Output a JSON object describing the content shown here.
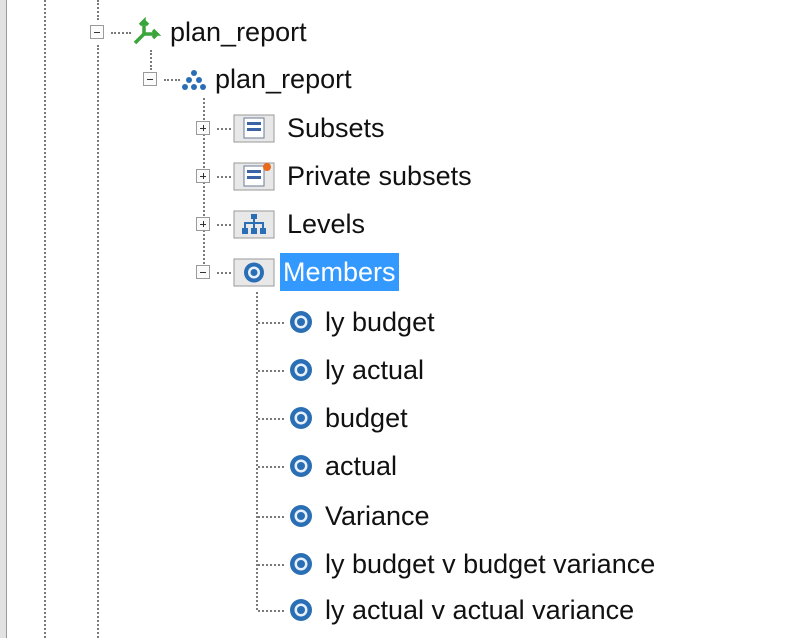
{
  "tree": {
    "cube": {
      "label": "plan_report",
      "icon": "cube-icon"
    },
    "dimension": {
      "label": "plan_report",
      "icon": "hierarchy-icon"
    },
    "folders": [
      {
        "label": "Subsets",
        "icon": "subset-icon"
      },
      {
        "label": "Private subsets",
        "icon": "private-subset-icon"
      },
      {
        "label": "Levels",
        "icon": "levels-icon"
      },
      {
        "label": "Members",
        "icon": "member-icon",
        "selected": true
      }
    ],
    "members": [
      {
        "label": "ly budget"
      },
      {
        "label": "ly actual"
      },
      {
        "label": "budget"
      },
      {
        "label": "actual"
      },
      {
        "label": "Variance"
      },
      {
        "label": "ly budget v budget variance"
      },
      {
        "label": "ly actual v actual variance"
      }
    ]
  },
  "colors": {
    "selection": "#3399ff",
    "member": "#2a6fb5",
    "cube": "#3aa53a"
  }
}
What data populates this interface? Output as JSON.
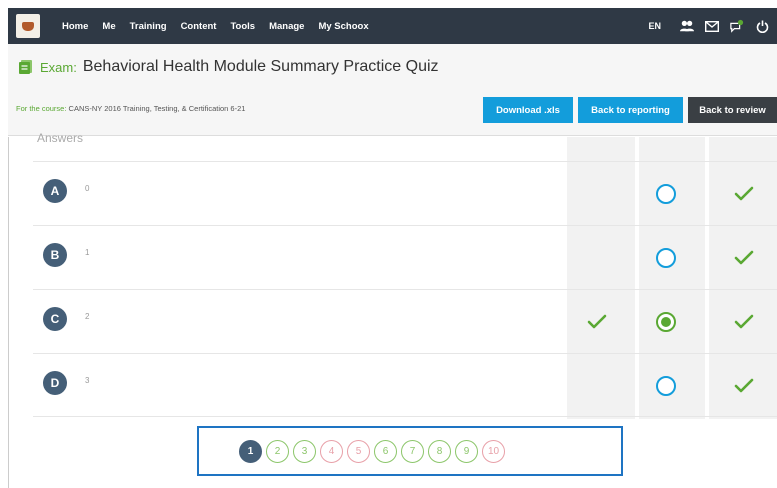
{
  "nav": {
    "items": [
      "Home",
      "Me",
      "Training",
      "Content",
      "Tools",
      "Manage",
      "My Schoox"
    ],
    "lang": "EN"
  },
  "exam": {
    "label": "Exam:",
    "title": "Behavioral Health Module Summary Practice Quiz",
    "course_label": "For the course:",
    "course_name": "CANS-NY 2016 Training, Testing, & Certification 6-21"
  },
  "buttons": {
    "download": "Download .xls",
    "reporting": "Back to reporting",
    "review": "Back to review"
  },
  "answers": {
    "header": "Answers",
    "rows": [
      {
        "letter": "A",
        "value": "0",
        "user_selected": false,
        "user_radio": "unselected",
        "correct_mark": true
      },
      {
        "letter": "B",
        "value": "1",
        "user_selected": false,
        "user_radio": "unselected",
        "correct_mark": true
      },
      {
        "letter": "C",
        "value": "2",
        "user_selected": true,
        "user_radio": "selected",
        "correct_mark": true
      },
      {
        "letter": "D",
        "value": "3",
        "user_selected": false,
        "user_radio": "unselected",
        "correct_mark": true
      }
    ]
  },
  "pagination": {
    "pages": [
      "1",
      "2",
      "3",
      "4",
      "5",
      "6",
      "7",
      "8",
      "9",
      "10"
    ],
    "current": "1",
    "wrong_pages": [
      "4",
      "5",
      "10"
    ]
  },
  "colors": {
    "nav_bg": "#2f3945",
    "accent_blue": "#139ddb",
    "correct_green": "#5aa833",
    "badge_blue": "#455f78",
    "wrong_pink": "#e8a0a8"
  }
}
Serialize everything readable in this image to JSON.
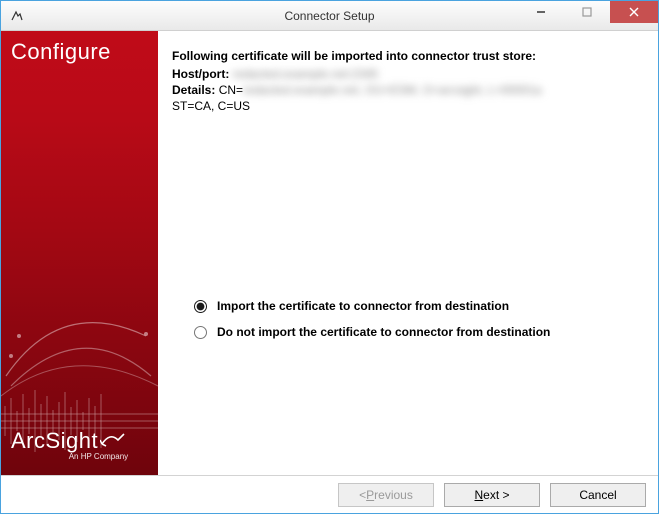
{
  "window": {
    "title": "Connector Setup"
  },
  "sidebar": {
    "title": "Configure",
    "brand": "ArcSight",
    "brand_tag": "An HP Company"
  },
  "main": {
    "heading": "Following certificate will be imported into connector trust store:",
    "hostport_label": "Host/port:",
    "hostport_value": "redacted.example.net:2345",
    "details_label": "Details:",
    "details_value_pre": "CN=",
    "details_value_blur": "redacted.example.net, OU=ESM, O=arcsight, L=00001a",
    "details_value_tail": "ST=CA, C=US",
    "options": {
      "opt1": "Import the certificate to connector from destination",
      "opt2": "Do not import the certificate to connector from destination",
      "selected": "opt1"
    }
  },
  "footer": {
    "previous_pre": "< ",
    "previous_mn": "P",
    "previous_post": "revious",
    "next_mn": "N",
    "next_post": "ext >",
    "cancel": "Cancel"
  }
}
※
▶ **EXERCISE DESCRIPTION**
Copy out every line of the material above that mentions the word "Back".

▶ **RESULT FOR THIS EXERCISE**
    "reporting": "Back to reporting",
    "review": "Back to review"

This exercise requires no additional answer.